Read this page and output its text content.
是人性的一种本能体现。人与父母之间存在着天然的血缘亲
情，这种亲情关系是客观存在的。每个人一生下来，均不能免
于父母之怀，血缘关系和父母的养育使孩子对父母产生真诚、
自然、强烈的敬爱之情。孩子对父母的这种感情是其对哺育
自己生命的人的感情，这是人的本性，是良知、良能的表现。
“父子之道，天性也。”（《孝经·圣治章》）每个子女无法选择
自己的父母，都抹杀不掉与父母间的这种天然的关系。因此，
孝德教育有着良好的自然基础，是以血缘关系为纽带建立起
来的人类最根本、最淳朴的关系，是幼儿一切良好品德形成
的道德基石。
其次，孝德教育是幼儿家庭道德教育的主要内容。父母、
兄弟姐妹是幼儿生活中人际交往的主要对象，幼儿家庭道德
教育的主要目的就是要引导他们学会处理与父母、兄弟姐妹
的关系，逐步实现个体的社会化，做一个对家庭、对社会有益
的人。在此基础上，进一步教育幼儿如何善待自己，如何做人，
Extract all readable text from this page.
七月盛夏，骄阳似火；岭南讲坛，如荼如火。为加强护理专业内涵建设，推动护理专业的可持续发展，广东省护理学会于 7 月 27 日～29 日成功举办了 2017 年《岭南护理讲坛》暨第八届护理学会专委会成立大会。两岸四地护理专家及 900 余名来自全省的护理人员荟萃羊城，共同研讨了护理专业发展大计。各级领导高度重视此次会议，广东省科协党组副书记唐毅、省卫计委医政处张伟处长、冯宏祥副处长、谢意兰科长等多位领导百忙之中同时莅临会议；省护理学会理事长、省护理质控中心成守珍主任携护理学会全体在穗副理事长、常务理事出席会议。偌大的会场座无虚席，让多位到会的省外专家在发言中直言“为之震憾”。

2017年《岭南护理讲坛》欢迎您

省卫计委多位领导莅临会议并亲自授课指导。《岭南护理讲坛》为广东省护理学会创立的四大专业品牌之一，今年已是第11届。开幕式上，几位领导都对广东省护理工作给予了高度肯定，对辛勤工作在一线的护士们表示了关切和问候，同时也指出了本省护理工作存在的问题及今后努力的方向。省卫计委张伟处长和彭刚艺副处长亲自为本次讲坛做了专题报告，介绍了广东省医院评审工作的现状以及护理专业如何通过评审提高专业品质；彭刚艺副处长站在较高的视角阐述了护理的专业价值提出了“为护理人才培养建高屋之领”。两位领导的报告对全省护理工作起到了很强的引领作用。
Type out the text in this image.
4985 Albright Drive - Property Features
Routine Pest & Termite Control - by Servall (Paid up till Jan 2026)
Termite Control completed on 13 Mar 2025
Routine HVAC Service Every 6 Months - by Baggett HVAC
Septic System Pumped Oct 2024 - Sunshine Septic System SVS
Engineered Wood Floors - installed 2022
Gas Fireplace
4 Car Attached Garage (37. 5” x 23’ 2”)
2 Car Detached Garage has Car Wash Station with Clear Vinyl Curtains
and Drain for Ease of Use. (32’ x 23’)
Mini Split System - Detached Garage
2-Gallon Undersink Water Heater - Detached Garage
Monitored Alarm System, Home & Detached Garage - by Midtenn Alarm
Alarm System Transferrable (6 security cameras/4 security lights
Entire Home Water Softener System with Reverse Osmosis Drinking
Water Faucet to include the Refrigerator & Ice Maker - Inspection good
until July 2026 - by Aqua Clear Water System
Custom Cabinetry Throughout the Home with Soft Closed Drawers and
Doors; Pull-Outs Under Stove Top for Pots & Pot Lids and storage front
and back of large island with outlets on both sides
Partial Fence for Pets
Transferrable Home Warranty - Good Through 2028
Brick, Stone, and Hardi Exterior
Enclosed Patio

**EXERCISE:** Say how many lines contain the string "System", giving nothing but the count.

**REPLY TO THE EXERCISE:** 6